What is asked
Look through the material and copy each line holding "obligatoriedad".

— START Data for the task —

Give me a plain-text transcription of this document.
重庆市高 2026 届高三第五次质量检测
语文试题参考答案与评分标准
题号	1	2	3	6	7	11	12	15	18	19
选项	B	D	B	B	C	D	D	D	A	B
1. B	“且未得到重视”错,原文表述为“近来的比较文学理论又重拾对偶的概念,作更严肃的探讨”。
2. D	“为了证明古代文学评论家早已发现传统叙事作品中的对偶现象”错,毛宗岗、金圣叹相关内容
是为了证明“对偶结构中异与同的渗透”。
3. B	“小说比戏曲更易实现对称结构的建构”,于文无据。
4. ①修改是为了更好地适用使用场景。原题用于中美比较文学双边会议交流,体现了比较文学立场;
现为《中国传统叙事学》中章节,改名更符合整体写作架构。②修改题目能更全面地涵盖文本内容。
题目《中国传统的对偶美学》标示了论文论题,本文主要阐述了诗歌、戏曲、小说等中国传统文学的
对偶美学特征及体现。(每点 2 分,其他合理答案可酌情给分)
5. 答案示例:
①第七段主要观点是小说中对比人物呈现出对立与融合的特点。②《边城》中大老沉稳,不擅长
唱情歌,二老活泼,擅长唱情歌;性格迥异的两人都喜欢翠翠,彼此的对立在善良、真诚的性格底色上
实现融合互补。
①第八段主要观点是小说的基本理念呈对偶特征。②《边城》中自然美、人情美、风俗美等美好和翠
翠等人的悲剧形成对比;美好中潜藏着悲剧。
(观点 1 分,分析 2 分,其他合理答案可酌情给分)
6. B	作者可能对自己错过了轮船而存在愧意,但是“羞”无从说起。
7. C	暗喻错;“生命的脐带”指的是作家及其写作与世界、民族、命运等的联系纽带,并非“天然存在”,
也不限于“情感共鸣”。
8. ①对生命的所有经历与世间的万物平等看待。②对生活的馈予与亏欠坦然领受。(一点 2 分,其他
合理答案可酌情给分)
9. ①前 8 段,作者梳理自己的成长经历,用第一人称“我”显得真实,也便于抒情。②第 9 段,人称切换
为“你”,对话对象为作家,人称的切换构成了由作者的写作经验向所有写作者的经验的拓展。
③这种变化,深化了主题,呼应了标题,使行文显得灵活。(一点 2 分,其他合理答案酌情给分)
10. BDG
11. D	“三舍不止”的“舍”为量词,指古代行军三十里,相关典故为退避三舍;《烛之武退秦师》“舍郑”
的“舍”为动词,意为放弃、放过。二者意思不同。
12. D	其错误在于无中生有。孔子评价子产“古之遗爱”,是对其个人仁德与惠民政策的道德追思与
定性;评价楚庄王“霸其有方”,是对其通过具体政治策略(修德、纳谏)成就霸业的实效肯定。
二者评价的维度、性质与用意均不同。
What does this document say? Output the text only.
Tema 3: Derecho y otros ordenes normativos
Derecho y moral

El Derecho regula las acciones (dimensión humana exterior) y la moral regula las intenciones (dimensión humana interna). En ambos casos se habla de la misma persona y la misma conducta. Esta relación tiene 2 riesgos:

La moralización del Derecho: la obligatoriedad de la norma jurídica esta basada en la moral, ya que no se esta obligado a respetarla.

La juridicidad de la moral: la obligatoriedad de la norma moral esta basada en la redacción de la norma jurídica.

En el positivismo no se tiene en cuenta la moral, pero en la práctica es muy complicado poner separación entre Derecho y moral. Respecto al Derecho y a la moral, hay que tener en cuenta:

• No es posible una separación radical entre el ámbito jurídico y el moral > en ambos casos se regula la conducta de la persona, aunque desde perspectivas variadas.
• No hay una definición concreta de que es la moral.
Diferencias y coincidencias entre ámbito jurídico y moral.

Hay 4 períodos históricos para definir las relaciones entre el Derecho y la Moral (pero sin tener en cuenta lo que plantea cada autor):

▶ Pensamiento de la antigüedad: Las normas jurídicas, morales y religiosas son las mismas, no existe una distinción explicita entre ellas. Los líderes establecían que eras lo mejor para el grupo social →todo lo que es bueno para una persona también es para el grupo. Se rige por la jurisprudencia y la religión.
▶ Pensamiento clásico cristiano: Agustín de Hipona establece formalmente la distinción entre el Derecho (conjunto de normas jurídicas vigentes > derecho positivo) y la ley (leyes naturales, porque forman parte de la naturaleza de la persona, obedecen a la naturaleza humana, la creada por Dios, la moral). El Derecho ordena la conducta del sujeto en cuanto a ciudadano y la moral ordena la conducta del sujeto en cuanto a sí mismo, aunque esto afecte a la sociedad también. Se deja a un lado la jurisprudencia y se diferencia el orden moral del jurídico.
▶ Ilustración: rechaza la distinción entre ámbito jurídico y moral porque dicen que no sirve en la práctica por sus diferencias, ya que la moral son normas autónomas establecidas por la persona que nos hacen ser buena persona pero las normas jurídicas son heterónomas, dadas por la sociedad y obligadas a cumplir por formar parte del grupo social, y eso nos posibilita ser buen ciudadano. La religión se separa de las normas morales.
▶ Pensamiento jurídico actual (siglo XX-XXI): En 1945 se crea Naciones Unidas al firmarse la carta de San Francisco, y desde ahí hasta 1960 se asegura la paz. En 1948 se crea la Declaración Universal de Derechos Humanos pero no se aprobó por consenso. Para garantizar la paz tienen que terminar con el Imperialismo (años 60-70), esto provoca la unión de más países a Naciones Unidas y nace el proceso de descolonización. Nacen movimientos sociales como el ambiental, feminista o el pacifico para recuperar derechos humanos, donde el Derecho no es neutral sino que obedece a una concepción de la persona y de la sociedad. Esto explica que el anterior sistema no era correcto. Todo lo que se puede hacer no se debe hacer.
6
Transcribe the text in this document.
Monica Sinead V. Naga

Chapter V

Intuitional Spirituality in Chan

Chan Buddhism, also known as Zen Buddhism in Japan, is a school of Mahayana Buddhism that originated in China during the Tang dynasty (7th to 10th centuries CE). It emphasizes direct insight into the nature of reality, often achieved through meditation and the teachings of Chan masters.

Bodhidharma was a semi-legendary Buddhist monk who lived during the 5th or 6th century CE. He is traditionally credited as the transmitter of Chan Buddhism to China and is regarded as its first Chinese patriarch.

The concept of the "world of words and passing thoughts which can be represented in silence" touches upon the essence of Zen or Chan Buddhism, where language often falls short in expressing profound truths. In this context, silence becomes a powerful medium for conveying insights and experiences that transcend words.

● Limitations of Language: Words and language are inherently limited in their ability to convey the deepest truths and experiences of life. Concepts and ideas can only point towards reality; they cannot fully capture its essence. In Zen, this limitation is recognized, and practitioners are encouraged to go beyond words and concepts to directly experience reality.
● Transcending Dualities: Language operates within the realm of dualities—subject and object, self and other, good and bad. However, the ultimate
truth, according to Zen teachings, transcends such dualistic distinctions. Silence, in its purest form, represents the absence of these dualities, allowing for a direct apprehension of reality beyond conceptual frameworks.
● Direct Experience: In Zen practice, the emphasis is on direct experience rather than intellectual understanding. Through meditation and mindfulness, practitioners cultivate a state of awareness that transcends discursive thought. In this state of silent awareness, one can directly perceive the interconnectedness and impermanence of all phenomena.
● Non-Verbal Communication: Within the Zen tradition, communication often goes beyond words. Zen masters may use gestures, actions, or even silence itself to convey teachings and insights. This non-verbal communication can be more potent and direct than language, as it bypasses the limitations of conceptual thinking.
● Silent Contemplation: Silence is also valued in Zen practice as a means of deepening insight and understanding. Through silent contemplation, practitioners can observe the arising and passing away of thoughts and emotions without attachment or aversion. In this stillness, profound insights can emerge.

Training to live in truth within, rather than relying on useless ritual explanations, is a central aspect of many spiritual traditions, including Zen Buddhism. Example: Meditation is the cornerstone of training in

— END Data for the task —

Answer to the exercise
La moralización del Derecho: la obligatoriedad de la norma jurídica esta basada en la moral, ya que no se esta obligado a respetarla.
La juridicidad de la moral: la obligatoriedad de la norma moral esta basada en la redacción de la norma jurídica.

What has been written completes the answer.